A run of records ▸
________________________________________
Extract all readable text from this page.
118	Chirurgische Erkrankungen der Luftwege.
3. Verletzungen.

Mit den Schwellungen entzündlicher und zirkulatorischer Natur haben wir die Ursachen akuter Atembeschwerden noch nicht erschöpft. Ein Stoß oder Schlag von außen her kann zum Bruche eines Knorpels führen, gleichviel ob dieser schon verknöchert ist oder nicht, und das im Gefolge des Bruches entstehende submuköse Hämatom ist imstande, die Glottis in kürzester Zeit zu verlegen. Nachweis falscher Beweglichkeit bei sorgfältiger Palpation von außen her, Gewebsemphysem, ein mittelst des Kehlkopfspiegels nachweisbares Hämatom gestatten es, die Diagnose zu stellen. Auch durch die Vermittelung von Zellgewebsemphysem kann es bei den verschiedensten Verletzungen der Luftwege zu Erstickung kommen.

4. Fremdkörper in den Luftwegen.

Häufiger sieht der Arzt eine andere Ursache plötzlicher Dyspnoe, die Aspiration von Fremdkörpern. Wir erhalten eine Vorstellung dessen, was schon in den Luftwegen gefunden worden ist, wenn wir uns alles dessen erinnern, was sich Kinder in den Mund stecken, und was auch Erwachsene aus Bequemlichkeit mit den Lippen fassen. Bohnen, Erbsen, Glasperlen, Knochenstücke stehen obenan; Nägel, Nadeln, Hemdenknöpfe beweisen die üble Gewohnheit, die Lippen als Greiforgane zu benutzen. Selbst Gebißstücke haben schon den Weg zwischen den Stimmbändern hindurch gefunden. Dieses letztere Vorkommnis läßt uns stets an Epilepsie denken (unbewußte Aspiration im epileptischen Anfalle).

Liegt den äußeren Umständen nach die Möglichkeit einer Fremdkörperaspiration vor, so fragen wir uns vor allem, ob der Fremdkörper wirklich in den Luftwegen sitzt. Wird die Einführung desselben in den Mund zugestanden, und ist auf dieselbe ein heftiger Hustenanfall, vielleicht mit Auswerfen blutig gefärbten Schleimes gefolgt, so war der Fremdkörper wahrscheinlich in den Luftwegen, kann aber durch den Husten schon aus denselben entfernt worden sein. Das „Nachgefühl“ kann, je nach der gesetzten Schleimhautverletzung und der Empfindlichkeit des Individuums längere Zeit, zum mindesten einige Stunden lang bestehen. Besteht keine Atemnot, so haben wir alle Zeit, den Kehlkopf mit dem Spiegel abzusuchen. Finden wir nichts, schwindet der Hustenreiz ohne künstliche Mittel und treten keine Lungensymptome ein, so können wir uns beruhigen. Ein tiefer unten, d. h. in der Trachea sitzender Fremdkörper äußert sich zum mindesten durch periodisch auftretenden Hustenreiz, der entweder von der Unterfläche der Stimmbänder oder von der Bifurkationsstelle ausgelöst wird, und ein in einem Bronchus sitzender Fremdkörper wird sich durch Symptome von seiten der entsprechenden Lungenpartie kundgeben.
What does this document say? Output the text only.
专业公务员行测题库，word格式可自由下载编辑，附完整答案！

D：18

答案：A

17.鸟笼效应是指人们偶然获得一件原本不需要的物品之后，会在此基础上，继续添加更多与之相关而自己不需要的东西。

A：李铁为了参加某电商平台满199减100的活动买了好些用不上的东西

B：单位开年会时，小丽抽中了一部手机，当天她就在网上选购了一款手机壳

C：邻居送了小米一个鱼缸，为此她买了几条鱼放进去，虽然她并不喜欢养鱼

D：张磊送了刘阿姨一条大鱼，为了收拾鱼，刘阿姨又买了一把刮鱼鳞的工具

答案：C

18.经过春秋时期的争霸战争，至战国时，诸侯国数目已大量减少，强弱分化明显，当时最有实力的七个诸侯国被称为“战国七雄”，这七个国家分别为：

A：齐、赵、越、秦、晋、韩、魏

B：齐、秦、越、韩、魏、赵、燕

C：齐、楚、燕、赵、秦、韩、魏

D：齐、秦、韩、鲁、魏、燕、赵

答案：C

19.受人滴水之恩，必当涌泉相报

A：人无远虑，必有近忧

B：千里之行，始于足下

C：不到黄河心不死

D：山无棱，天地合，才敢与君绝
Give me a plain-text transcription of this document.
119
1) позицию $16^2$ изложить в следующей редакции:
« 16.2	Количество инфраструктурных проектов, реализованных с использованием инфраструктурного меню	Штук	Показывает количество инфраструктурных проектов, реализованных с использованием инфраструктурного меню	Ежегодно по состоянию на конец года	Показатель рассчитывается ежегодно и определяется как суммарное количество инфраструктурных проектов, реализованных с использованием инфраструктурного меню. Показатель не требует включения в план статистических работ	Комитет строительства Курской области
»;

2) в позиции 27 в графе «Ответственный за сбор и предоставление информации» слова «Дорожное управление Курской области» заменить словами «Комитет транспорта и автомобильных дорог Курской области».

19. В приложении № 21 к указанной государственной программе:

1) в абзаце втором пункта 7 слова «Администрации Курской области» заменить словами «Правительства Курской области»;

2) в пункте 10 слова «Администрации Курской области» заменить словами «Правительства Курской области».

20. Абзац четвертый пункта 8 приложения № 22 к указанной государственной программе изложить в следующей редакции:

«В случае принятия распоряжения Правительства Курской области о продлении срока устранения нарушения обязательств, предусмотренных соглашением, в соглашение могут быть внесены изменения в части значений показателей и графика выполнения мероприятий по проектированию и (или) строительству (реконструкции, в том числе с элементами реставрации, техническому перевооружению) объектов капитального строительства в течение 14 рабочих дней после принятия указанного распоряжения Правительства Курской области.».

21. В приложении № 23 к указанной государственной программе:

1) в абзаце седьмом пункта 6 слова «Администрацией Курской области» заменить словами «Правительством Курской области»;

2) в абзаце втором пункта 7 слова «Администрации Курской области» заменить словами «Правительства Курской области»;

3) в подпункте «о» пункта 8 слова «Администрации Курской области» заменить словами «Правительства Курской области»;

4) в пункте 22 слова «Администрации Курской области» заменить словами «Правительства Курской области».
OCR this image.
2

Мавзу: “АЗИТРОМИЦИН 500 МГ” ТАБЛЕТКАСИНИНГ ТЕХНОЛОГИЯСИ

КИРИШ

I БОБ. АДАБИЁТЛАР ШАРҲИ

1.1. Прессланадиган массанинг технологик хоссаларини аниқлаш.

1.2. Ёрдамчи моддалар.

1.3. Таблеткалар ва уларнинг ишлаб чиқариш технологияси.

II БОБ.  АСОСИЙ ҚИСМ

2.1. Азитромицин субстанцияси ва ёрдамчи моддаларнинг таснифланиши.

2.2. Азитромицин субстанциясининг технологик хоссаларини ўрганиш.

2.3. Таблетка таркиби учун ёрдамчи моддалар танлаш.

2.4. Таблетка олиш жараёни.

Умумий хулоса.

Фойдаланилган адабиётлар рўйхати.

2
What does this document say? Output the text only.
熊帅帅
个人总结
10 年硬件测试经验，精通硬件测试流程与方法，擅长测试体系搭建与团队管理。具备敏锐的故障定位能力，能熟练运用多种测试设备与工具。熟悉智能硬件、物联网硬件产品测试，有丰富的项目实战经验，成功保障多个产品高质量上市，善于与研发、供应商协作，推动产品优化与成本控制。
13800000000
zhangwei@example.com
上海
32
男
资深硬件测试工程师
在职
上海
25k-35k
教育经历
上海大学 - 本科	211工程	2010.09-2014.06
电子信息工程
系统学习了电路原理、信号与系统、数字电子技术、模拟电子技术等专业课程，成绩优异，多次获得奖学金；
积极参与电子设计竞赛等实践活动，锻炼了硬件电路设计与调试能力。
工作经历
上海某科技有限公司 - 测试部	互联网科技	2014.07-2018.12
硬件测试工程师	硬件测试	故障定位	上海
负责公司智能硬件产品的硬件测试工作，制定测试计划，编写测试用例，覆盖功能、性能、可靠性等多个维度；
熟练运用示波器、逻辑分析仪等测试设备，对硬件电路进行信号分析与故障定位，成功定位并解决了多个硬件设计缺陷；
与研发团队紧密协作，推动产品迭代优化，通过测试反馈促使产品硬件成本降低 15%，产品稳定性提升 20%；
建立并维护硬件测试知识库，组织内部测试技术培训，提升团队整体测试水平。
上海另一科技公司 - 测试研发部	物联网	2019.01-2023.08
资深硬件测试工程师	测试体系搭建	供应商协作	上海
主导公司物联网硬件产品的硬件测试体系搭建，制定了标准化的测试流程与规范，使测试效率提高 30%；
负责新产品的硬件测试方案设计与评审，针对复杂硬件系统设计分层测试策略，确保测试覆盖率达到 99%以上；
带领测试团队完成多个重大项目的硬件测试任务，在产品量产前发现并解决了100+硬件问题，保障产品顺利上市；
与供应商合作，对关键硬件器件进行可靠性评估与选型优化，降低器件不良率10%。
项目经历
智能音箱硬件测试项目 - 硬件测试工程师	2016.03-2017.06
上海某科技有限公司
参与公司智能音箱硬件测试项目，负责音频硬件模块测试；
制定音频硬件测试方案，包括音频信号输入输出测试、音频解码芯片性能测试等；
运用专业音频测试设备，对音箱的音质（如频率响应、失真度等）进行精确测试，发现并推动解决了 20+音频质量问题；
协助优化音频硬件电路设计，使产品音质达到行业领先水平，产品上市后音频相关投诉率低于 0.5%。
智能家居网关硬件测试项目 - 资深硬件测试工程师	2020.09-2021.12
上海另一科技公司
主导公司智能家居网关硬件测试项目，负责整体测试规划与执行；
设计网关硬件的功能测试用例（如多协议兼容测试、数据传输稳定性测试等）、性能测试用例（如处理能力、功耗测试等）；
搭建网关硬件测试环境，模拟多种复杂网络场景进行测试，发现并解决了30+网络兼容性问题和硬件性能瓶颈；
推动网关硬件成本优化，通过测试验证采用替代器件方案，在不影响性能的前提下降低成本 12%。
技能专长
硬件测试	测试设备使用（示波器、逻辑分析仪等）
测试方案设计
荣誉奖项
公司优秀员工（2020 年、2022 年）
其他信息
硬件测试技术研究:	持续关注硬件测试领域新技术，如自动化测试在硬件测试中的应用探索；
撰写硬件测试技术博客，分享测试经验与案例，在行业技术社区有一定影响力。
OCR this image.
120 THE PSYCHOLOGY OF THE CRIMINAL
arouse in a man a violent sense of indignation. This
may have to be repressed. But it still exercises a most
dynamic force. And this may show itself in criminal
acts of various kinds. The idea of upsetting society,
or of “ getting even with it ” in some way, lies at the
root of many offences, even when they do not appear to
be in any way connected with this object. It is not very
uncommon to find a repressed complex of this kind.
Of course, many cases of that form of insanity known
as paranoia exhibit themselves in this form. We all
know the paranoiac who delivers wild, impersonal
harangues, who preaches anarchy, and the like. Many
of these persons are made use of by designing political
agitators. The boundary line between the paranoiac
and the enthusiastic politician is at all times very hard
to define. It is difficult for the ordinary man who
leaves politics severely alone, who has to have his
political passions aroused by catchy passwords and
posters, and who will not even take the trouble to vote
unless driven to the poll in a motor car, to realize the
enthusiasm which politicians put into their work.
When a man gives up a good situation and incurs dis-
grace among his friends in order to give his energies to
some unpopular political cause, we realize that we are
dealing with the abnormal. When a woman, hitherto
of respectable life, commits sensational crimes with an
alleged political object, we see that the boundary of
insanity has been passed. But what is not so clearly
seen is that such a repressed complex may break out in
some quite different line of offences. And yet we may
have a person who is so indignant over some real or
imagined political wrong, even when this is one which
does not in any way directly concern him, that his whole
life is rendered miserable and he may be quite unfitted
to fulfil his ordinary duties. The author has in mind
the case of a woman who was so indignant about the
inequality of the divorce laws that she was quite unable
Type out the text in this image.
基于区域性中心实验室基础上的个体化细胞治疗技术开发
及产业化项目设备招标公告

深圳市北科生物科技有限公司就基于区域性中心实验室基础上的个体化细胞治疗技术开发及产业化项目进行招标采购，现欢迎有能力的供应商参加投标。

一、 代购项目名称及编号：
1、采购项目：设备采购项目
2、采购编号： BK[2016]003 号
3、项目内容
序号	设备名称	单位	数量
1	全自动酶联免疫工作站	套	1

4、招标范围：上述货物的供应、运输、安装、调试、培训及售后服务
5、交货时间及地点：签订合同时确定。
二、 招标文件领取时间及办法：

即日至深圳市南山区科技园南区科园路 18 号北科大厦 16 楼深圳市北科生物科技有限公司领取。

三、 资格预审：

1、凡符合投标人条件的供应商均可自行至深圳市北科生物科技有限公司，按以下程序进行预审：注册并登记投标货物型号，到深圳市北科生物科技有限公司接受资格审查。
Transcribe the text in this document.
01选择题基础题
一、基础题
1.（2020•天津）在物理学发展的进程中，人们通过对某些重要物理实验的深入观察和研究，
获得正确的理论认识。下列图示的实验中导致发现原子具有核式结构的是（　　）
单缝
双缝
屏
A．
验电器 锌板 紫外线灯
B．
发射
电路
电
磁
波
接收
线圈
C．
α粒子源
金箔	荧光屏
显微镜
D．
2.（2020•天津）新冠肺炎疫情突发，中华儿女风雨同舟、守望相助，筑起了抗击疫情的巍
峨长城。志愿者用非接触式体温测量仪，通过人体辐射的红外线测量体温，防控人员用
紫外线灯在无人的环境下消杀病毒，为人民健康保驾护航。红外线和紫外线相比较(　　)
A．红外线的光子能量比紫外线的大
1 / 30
________________________________________
TASK REQUIREMENTS ▸
From the listing, copy each line containing the word "上海某科技有限公司".

OUTPUT BELOW ▸
上海某科技有限公司 - 测试部	互联网科技	2014.07-2018.12
上海某科技有限公司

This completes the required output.